▶ What the task requires: Of all the lines in these entries, how many contain the string "ylabel"? Give only that count.

▶ Given data:
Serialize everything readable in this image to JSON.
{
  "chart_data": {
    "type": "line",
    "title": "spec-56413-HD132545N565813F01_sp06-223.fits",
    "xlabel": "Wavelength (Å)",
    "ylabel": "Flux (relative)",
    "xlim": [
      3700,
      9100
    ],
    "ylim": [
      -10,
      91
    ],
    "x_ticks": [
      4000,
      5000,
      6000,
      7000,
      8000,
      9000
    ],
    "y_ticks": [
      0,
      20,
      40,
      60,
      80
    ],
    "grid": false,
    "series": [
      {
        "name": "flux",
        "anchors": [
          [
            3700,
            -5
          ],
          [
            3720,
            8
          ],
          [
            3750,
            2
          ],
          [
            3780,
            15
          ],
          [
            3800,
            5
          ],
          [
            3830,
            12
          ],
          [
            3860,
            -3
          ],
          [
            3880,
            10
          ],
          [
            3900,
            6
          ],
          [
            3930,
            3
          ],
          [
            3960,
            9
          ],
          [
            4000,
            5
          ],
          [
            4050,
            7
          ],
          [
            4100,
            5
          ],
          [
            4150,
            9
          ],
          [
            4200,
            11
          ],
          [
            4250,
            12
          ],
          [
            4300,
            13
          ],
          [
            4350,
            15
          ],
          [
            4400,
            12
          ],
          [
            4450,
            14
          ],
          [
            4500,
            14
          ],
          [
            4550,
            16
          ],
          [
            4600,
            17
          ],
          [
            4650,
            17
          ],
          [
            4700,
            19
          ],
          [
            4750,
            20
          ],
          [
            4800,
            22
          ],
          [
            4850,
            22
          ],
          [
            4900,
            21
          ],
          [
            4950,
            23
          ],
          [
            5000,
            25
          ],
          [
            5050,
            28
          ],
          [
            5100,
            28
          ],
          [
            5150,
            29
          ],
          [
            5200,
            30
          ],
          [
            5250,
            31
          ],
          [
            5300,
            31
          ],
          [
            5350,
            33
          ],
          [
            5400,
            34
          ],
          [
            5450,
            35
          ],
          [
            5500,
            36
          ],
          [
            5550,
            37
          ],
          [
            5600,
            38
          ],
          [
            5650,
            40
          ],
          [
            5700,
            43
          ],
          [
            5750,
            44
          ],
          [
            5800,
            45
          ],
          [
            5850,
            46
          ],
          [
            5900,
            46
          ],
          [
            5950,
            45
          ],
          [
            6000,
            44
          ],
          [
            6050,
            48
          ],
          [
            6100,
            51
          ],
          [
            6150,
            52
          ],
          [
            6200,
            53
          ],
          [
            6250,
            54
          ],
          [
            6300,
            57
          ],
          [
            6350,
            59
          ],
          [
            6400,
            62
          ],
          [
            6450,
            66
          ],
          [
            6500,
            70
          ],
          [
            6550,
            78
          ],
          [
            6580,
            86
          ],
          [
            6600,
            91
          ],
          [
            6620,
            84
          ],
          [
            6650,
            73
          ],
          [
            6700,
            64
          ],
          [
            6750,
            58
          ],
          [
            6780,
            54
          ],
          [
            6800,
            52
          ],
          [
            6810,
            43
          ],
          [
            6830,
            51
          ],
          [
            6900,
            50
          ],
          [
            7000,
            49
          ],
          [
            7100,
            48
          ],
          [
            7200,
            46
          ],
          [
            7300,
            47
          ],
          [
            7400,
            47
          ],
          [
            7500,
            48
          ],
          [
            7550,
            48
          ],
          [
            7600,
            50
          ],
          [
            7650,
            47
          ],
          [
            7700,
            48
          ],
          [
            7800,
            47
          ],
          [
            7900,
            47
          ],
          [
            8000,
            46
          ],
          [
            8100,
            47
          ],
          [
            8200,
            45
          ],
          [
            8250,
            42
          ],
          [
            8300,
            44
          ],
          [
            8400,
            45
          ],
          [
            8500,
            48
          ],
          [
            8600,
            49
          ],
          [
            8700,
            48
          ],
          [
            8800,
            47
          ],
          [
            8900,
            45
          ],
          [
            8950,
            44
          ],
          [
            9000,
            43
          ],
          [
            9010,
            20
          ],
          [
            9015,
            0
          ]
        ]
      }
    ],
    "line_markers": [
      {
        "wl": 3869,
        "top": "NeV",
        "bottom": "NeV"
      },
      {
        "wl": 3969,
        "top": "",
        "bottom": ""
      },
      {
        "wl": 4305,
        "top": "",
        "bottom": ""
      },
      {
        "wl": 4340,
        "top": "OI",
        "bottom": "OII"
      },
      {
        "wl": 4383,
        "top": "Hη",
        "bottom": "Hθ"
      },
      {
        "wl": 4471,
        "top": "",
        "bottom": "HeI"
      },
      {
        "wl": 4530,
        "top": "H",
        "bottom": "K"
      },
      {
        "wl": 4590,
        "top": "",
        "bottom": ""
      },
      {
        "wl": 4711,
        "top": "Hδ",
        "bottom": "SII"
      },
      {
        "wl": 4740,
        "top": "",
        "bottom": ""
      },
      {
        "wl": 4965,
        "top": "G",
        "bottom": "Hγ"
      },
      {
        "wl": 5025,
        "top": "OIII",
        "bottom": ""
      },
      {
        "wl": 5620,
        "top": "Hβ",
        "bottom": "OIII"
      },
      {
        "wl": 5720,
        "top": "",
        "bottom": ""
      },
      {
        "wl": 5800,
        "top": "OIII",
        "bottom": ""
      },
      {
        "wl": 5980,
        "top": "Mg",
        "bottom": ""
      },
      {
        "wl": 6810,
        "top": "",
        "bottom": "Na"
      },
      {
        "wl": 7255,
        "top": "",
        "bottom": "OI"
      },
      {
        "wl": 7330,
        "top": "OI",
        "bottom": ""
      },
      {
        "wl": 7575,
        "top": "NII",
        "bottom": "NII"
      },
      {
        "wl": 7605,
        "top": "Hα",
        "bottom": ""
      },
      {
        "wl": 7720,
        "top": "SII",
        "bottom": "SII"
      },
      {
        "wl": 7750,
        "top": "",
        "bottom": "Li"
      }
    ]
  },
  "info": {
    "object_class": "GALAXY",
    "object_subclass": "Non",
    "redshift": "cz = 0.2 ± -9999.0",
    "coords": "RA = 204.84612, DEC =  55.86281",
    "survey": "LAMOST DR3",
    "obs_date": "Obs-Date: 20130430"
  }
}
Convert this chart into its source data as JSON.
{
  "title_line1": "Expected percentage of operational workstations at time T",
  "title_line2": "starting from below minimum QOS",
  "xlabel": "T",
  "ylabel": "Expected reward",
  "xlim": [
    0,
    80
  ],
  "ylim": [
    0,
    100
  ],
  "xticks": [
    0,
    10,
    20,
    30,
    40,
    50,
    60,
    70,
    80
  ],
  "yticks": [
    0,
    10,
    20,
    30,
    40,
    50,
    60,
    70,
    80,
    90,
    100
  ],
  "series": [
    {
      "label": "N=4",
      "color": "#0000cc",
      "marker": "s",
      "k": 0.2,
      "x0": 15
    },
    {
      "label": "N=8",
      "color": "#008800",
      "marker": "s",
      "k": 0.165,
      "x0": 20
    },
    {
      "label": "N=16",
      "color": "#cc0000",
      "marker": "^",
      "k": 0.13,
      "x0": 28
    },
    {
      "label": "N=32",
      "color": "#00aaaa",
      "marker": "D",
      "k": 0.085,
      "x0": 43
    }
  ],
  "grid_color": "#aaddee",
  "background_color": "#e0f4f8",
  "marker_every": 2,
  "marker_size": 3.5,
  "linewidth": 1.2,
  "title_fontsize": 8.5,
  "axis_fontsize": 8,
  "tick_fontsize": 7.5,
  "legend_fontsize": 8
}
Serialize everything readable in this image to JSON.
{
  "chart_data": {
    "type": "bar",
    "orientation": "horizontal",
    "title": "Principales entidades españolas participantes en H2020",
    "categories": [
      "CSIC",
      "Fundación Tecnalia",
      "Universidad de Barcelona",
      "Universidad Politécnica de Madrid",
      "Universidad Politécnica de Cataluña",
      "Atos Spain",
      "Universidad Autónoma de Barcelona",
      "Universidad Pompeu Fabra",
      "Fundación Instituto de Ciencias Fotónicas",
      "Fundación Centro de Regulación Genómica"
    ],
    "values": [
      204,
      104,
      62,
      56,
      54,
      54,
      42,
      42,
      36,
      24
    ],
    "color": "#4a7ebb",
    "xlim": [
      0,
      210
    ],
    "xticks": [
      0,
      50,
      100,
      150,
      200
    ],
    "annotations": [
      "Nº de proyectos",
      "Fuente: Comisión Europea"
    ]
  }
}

▶ Finished answer: 2